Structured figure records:
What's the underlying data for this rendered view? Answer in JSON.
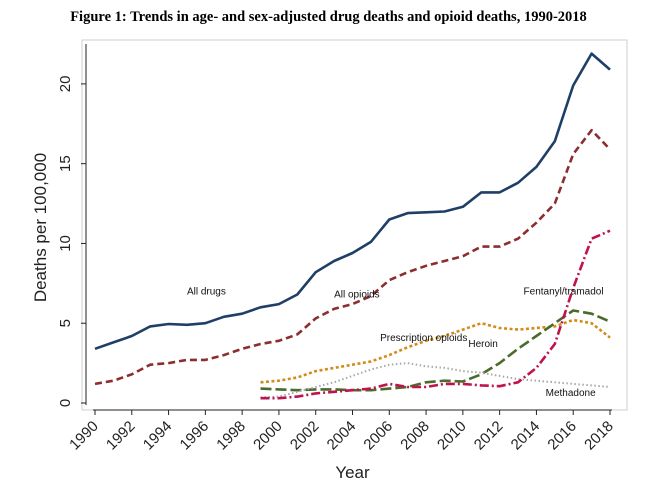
{
  "figure": {
    "title": "Figure 1: Trends in age- and sex-adjusted drug deaths and opioid deaths, 1990-2018"
  },
  "chart_data": {
    "type": "line",
    "title": "Figure 1: Trends in age- and sex-adjusted drug deaths and opioid deaths, 1990-2018",
    "xlabel": "Year",
    "ylabel": "Deaths per 100,000",
    "xlim": [
      1990,
      2018
    ],
    "ylim": [
      0,
      22
    ],
    "xticks": [
      "1990",
      "1992",
      "1994",
      "1996",
      "1998",
      "2000",
      "2002",
      "2004",
      "2006",
      "2008",
      "2010",
      "2012",
      "2014",
      "2016",
      "2018"
    ],
    "yticks": [
      "0",
      "5",
      "10",
      "15",
      "20"
    ],
    "grid": false,
    "legend": "none",
    "series": [
      {
        "name": "All drugs",
        "color": "#1f3f66",
        "style": "solid",
        "x": [
          1990,
          1991,
          1992,
          1993,
          1994,
          1995,
          1996,
          1997,
          1998,
          1999,
          2000,
          2001,
          2002,
          2003,
          2004,
          2005,
          2006,
          2007,
          2008,
          2009,
          2010,
          2011,
          2012,
          2013,
          2014,
          2015,
          2016,
          2017,
          2018
        ],
        "y": [
          3.4,
          3.8,
          4.2,
          4.8,
          4.95,
          4.9,
          5.0,
          5.4,
          5.6,
          6.0,
          6.2,
          6.8,
          8.2,
          8.9,
          9.4,
          10.1,
          11.5,
          11.9,
          11.95,
          12.0,
          12.3,
          13.2,
          13.2,
          13.8,
          14.8,
          16.4,
          19.9,
          21.9,
          20.9
        ]
      },
      {
        "name": "All opioids",
        "color": "#8b2e2e",
        "style": "dash",
        "x": [
          1990,
          1991,
          1992,
          1993,
          1994,
          1995,
          1996,
          1997,
          1998,
          1999,
          2000,
          2001,
          2002,
          2003,
          2004,
          2005,
          2006,
          2007,
          2008,
          2009,
          2010,
          2011,
          2012,
          2013,
          2014,
          2015,
          2016,
          2017,
          2018
        ],
        "y": [
          1.2,
          1.4,
          1.8,
          2.4,
          2.5,
          2.7,
          2.7,
          3.0,
          3.4,
          3.7,
          3.9,
          4.3,
          5.3,
          5.9,
          6.2,
          6.7,
          7.7,
          8.2,
          8.6,
          8.9,
          9.2,
          9.8,
          9.8,
          10.3,
          11.3,
          12.5,
          15.6,
          17.1,
          15.9
        ]
      },
      {
        "name": "Prescription opioids",
        "color": "#d18c1a",
        "style": "dot",
        "x": [
          1999,
          2000,
          2001,
          2002,
          2003,
          2004,
          2005,
          2006,
          2007,
          2008,
          2009,
          2010,
          2011,
          2012,
          2013,
          2014,
          2015,
          2016,
          2017,
          2018
        ],
        "y": [
          1.3,
          1.4,
          1.6,
          2.0,
          2.2,
          2.4,
          2.6,
          3.0,
          3.5,
          3.9,
          4.2,
          4.6,
          5.0,
          4.7,
          4.6,
          4.7,
          4.8,
          5.2,
          5.0,
          4.1
        ]
      },
      {
        "name": "Heroin",
        "color": "#4a6b2a",
        "style": "longdash",
        "x": [
          1999,
          2000,
          2001,
          2002,
          2003,
          2004,
          2005,
          2006,
          2007,
          2008,
          2009,
          2010,
          2011,
          2012,
          2013,
          2014,
          2015,
          2016,
          2017,
          2018
        ],
        "y": [
          0.9,
          0.85,
          0.8,
          0.85,
          0.85,
          0.8,
          0.8,
          0.9,
          1.0,
          1.3,
          1.4,
          1.35,
          1.8,
          2.5,
          3.4,
          4.2,
          5.0,
          5.8,
          5.6,
          5.1
        ]
      },
      {
        "name": "Methadone",
        "color": "#a8a8a8",
        "style": "fine-dot",
        "x": [
          1999,
          2000,
          2001,
          2002,
          2003,
          2004,
          2005,
          2006,
          2007,
          2008,
          2009,
          2010,
          2011,
          2012,
          2013,
          2014,
          2015,
          2016,
          2017,
          2018
        ],
        "y": [
          0.35,
          0.4,
          0.7,
          1.0,
          1.3,
          1.7,
          2.1,
          2.4,
          2.5,
          2.3,
          2.2,
          2.0,
          1.9,
          1.7,
          1.5,
          1.4,
          1.3,
          1.2,
          1.1,
          1.0
        ]
      },
      {
        "name": "Fentanyl/tramadol",
        "color": "#c0124f",
        "style": "dashdot",
        "x": [
          1999,
          2000,
          2001,
          2002,
          2003,
          2004,
          2005,
          2006,
          2007,
          2008,
          2009,
          2010,
          2011,
          2012,
          2013,
          2014,
          2015,
          2016,
          2017,
          2018
        ],
        "y": [
          0.3,
          0.3,
          0.4,
          0.6,
          0.7,
          0.8,
          0.9,
          1.2,
          1.0,
          1.0,
          1.2,
          1.2,
          1.1,
          1.05,
          1.3,
          2.2,
          3.7,
          7.2,
          10.3,
          10.8
        ]
      }
    ],
    "annotations": [
      {
        "text": "All drugs",
        "x": 1995.0,
        "y": 6.8
      },
      {
        "text": "All opioids",
        "x": 2003.0,
        "y": 6.6
      },
      {
        "text": "Prescription opioids",
        "x": 2005.5,
        "y": 3.9
      },
      {
        "text": "Heroin",
        "x": 2010.3,
        "y": 3.5
      },
      {
        "text": "Fentanyl/tramadol",
        "x": 2013.3,
        "y": 6.8
      },
      {
        "text": "Methadone",
        "x": 2014.5,
        "y": 0.45
      }
    ]
  }
}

▸ **Task directions**
Quote all the records verbatim, dropping any pictures from your copy.

▸ **Written response**
What's the underlying data for this rendered view? Answer in JSON.
{
  "figure": {
    "title": "Figure 1: Trends in age- and sex-adjusted drug deaths and opioid deaths, 1990-2018"
  },
  "chart_data": {
    "type": "line",
    "title": "Figure 1: Trends in age- and sex-adjusted drug deaths and opioid deaths, 1990-2018",
    "xlabel": "Year",
    "ylabel": "Deaths per 100,000",
    "xlim": [
      1990,
      2018
    ],
    "ylim": [
      0,
      22
    ],
    "xticks": [
      "1990",
      "1992",
      "1994",
      "1996",
      "1998",
      "2000",
      "2002",
      "2004",
      "2006",
      "2008",
      "2010",
      "2012",
      "2014",
      "2016",
      "2018"
    ],
    "yticks": [
      "0",
      "5",
      "10",
      "15",
      "20"
    ],
    "grid": false,
    "legend": "none",
    "series": [
      {
        "name": "All drugs",
        "color": "#1f3f66",
        "style": "solid",
        "x": [
          1990,
          1991,
          1992,
          1993,
          1994,
          1995,
          1996,
          1997,
          1998,
          1999,
          2000,
          2001,
          2002,
          2003,
          2004,
          2005,
          2006,
          2007,
          2008,
          2009,
          2010,
          2011,
          2012,
          2013,
          2014,
          2015,
          2016,
          2017,
          2018
        ],
        "y": [
          3.4,
          3.8,
          4.2,
          4.8,
          4.95,
          4.9,
          5.0,
          5.4,
          5.6,
          6.0,
          6.2,
          6.8,
          8.2,
          8.9,
          9.4,
          10.1,
          11.5,
          11.9,
          11.95,
          12.0,
          12.3,
          13.2,
          13.2,
          13.8,
          14.8,
          16.4,
          19.9,
          21.9,
          20.9
        ]
      },
      {
        "name": "All opioids",
        "color": "#8b2e2e",
        "style": "dash",
        "x": [
          1990,
          1991,
          1992,
          1993,
          1994,
          1995,
          1996,
          1997,
          1998,
          1999,
          2000,
          2001,
          2002,
          2003,
          2004,
          2005,
          2006,
          2007,
          2008,
          2009,
          2010,
          2011,
          2012,
          2013,
          2014,
          2015,
          2016,
          2017,
          2018
        ],
        "y": [
          1.2,
          1.4,
          1.8,
          2.4,
          2.5,
          2.7,
          2.7,
          3.0,
          3.4,
          3.7,
          3.9,
          4.3,
          5.3,
          5.9,
          6.2,
          6.7,
          7.7,
          8.2,
          8.6,
          8.9,
          9.2,
          9.8,
          9.8,
          10.3,
          11.3,
          12.5,
          15.6,
          17.1,
          15.9
        ]
      },
      {
        "name": "Prescription opioids",
        "color": "#d18c1a",
        "style": "dot",
        "x": [
          1999,
          2000,
          2001,
          2002,
          2003,
          2004,
          2005,
          2006,
          2007,
          2008,
          2009,
          2010,
          2011,
          2012,
          2013,
          2014,
          2015,
          2016,
          2017,
          2018
        ],
        "y": [
          1.3,
          1.4,
          1.6,
          2.0,
          2.2,
          2.4,
          2.6,
          3.0,
          3.5,
          3.9,
          4.2,
          4.6,
          5.0,
          4.7,
          4.6,
          4.7,
          4.8,
          5.2,
          5.0,
          4.1
        ]
      },
      {
        "name": "Heroin",
        "color": "#4a6b2a",
        "style": "longdash",
        "x": [
          1999,
          2000,
          2001,
          2002,
          2003,
          2004,
          2005,
          2006,
          2007,
          2008,
          2009,
          2010,
          2011,
          2012,
          2013,
          2014,
          2015,
          2016,
          2017,
          2018
        ],
        "y": [
          0.9,
          0.85,
          0.8,
          0.85,
          0.85,
          0.8,
          0.8,
          0.9,
          1.0,
          1.3,
          1.4,
          1.35,
          1.8,
          2.5,
          3.4,
          4.2,
          5.0,
          5.8,
          5.6,
          5.1
        ]
      },
      {
        "name": "Methadone",
        "color": "#a8a8a8",
        "style": "fine-dot",
        "x": [
          1999,
          2000,
          2001,
          2002,
          2003,
          2004,
          2005,
          2006,
          2007,
          2008,
          2009,
          2010,
          2011,
          2012,
          2013,
          2014,
          2015,
          2016,
          2017,
          2018
        ],
        "y": [
          0.35,
          0.4,
          0.7,
          1.0,
          1.3,
          1.7,
          2.1,
          2.4,
          2.5,
          2.3,
          2.2,
          2.0,
          1.9,
          1.7,
          1.5,
          1.4,
          1.3,
          1.2,
          1.1,
          1.0
        ]
      },
      {
        "name": "Fentanyl/tramadol",
        "color": "#c0124f",
        "style": "dashdot",
        "x": [
          1999,
          2000,
          2001,
          2002,
          2003,
          2004,
          2005,
          2006,
          2007,
          2008,
          2009,
          2010,
          2011,
          2012,
          2013,
          2014,
          2015,
          2016,
          2017,
          2018
        ],
        "y": [
          0.3,
          0.3,
          0.4,
          0.6,
          0.7,
          0.8,
          0.9,
          1.2,
          1.0,
          1.0,
          1.2,
          1.2,
          1.1,
          1.05,
          1.3,
          2.2,
          3.7,
          7.2,
          10.3,
          10.8
        ]
      }
    ],
    "annotations": [
      {
        "text": "All drugs",
        "x": 1995.0,
        "y": 6.8
      },
      {
        "text": "All opioids",
        "x": 2003.0,
        "y": 6.6
      },
      {
        "text": "Prescription opioids",
        "x": 2005.5,
        "y": 3.9
      },
      {
        "text": "Heroin",
        "x": 2010.3,
        "y": 3.5
      },
      {
        "text": "Fentanyl/tramadol",
        "x": 2013.3,
        "y": 6.8
      },
      {
        "text": "Methadone",
        "x": 2014.5,
        "y": 0.45
      }
    ]
  }
}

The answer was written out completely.